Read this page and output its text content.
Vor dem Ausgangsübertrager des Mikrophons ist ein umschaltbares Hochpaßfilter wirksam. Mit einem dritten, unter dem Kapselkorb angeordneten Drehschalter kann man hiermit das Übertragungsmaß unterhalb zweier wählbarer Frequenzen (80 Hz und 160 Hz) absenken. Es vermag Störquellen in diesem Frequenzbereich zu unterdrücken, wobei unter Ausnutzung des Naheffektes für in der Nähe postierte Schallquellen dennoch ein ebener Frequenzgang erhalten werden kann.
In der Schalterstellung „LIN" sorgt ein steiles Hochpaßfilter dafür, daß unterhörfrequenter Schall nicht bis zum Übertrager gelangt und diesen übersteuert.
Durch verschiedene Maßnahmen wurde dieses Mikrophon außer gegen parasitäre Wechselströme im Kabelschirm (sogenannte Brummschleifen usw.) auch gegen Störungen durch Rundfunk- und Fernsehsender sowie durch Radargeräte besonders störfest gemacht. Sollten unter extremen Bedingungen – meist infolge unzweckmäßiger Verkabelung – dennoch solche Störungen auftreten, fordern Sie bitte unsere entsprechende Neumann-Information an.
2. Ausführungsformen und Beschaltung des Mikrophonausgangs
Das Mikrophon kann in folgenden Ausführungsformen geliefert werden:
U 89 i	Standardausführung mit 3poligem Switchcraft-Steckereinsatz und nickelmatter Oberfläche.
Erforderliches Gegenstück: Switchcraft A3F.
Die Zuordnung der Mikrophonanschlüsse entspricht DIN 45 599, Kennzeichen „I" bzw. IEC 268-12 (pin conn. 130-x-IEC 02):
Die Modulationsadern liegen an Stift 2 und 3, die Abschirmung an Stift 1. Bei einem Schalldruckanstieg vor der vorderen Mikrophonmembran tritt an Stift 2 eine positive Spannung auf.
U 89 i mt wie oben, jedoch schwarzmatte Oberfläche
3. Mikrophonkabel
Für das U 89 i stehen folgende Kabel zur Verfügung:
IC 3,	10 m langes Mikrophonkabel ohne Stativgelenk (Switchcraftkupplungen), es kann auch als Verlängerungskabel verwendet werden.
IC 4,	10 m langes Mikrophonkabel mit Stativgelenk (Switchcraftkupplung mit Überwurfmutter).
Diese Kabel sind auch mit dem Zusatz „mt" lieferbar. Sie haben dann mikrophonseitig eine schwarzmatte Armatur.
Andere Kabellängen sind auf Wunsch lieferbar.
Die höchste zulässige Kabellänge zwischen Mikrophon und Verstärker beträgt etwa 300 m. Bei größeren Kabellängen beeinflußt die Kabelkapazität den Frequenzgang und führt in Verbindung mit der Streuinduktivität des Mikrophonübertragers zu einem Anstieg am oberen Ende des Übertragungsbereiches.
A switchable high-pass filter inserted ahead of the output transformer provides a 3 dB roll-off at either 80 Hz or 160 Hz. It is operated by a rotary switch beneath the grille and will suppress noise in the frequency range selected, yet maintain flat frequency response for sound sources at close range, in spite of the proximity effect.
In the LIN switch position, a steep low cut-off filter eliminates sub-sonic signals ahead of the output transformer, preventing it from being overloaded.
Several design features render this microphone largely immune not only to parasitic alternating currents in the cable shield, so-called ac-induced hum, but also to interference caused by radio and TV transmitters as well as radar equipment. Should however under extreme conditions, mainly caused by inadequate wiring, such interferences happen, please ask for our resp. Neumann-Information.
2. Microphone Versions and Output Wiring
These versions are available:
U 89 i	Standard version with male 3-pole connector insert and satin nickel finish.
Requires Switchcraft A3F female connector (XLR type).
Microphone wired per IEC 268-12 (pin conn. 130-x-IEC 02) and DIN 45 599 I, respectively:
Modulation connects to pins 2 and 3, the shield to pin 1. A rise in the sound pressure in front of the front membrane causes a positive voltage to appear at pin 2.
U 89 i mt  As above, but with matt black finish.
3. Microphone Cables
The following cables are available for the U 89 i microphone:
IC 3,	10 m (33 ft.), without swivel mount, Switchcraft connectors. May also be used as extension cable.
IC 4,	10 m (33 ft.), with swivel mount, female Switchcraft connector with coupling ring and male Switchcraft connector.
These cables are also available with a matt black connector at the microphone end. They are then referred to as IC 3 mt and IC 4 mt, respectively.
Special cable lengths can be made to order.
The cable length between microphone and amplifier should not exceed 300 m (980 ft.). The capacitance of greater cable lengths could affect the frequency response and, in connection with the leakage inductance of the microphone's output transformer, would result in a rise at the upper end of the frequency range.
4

Problem requirements
Using the data above, print every record exactly as shown.

Exercise answer
Read this page and output its text content.
Vor dem Ausgangsübertrager des Mikrophons ist ein umschaltbares Hochpaßfilter wirksam. Mit einem dritten, unter dem Kapselkorb angeordneten Drehschalter kann man hiermit das Übertragungsmaß unterhalb zweier wählbarer Frequenzen (80 Hz und 160 Hz) absenken. Es vermag Störquellen in diesem Frequenzbereich zu unterdrücken, wobei unter Ausnutzung des Naheffektes für in der Nähe postierte Schallquellen dennoch ein ebener Frequenzgang erhalten werden kann.
In der Schalterstellung „LIN" sorgt ein steiles Hochpaßfilter dafür, daß unterhörfrequenter Schall nicht bis zum Übertrager gelangt und diesen übersteuert.
Durch verschiedene Maßnahmen wurde dieses Mikrophon außer gegen parasitäre Wechselströme im Kabelschirm (sogenannte Brummschleifen usw.) auch gegen Störungen durch Rundfunk- und Fernsehsender sowie durch Radargeräte besonders störfest gemacht. Sollten unter extremen Bedingungen – meist infolge unzweckmäßiger Verkabelung – dennoch solche Störungen auftreten, fordern Sie bitte unsere entsprechende Neumann-Information an.
2. Ausführungsformen und Beschaltung des Mikrophonausgangs
Das Mikrophon kann in folgenden Ausführungsformen geliefert werden:
U 89 i	Standardausführung mit 3poligem Switchcraft-Steckereinsatz und nickelmatter Oberfläche.
Erforderliches Gegenstück: Switchcraft A3F.
Die Zuordnung der Mikrophonanschlüsse entspricht DIN 45 599, Kennzeichen „I" bzw. IEC 268-12 (pin conn. 130-x-IEC 02):
Die Modulationsadern liegen an Stift 2 und 3, die Abschirmung an Stift 1. Bei einem Schalldruckanstieg vor der vorderen Mikrophonmembran tritt an Stift 2 eine positive Spannung auf.
U 89 i mt wie oben, jedoch schwarzmatte Oberfläche
3. Mikrophonkabel
Für das U 89 i stehen folgende Kabel zur Verfügung:
IC 3,	10 m langes Mikrophonkabel ohne Stativgelenk (Switchcraftkupplungen), es kann auch als Verlängerungskabel verwendet werden.
IC 4,	10 m langes Mikrophonkabel mit Stativgelenk (Switchcraftkupplung mit Überwurfmutter).
Diese Kabel sind auch mit dem Zusatz „mt" lieferbar. Sie haben dann mikrophonseitig eine schwarzmatte Armatur.
Andere Kabellängen sind auf Wunsch lieferbar.
Die höchste zulässige Kabellänge zwischen Mikrophon und Verstärker beträgt etwa 300 m. Bei größeren Kabellängen beeinflußt die Kabelkapazität den Frequenzgang und führt in Verbindung mit der Streuinduktivität des Mikrophonübertragers zu einem Anstieg am oberen Ende des Übertragungsbereiches.
A switchable high-pass filter inserted ahead of the output transformer provides a 3 dB roll-off at either 80 Hz or 160 Hz. It is operated by a rotary switch beneath the grille and will suppress noise in the frequency range selected, yet maintain flat frequency response for sound sources at close range, in spite of the proximity effect.
In the LIN switch position, a steep low cut-off filter eliminates sub-sonic signals ahead of the output transformer, preventing it from being overloaded.
Several design features render this microphone largely immune not only to parasitic alternating currents in the cable shield, so-called ac-induced hum, but also to interference caused by radio and TV transmitters as well as radar equipment. Should however under extreme conditions, mainly caused by inadequate wiring, such interferences happen, please ask for our resp. Neumann-Information.
2. Microphone Versions and Output Wiring
These versions are available:
U 89 i	Standard version with male 3-pole connector insert and satin nickel finish.
Requires Switchcraft A3F female connector (XLR type).
Microphone wired per IEC 268-12 (pin conn. 130-x-IEC 02) and DIN 45 599 I, respectively:
Modulation connects to pins 2 and 3, the shield to pin 1. A rise in the sound pressure in front of the front membrane causes a positive voltage to appear at pin 2.
U 89 i mt  As above, but with matt black finish.
3. Microphone Cables
The following cables are available for the U 89 i microphone:
IC 3,	10 m (33 ft.), without swivel mount, Switchcraft connectors. May also be used as extension cable.
IC 4,	10 m (33 ft.), with swivel mount, female Switchcraft connector with coupling ring and male Switchcraft connector.
These cables are also available with a matt black connector at the microphone end. They are then referred to as IC 3 mt and IC 4 mt, respectively.
Special cable lengths can be made to order.
The cable length between microphone and amplifier should not exceed 300 m (980 ft.). The capacitance of greater cable lengths could affect the frequency response and, in connection with the leakage inductance of the microphone's output transformer, would result in a rise at the upper end of the frequency range.
4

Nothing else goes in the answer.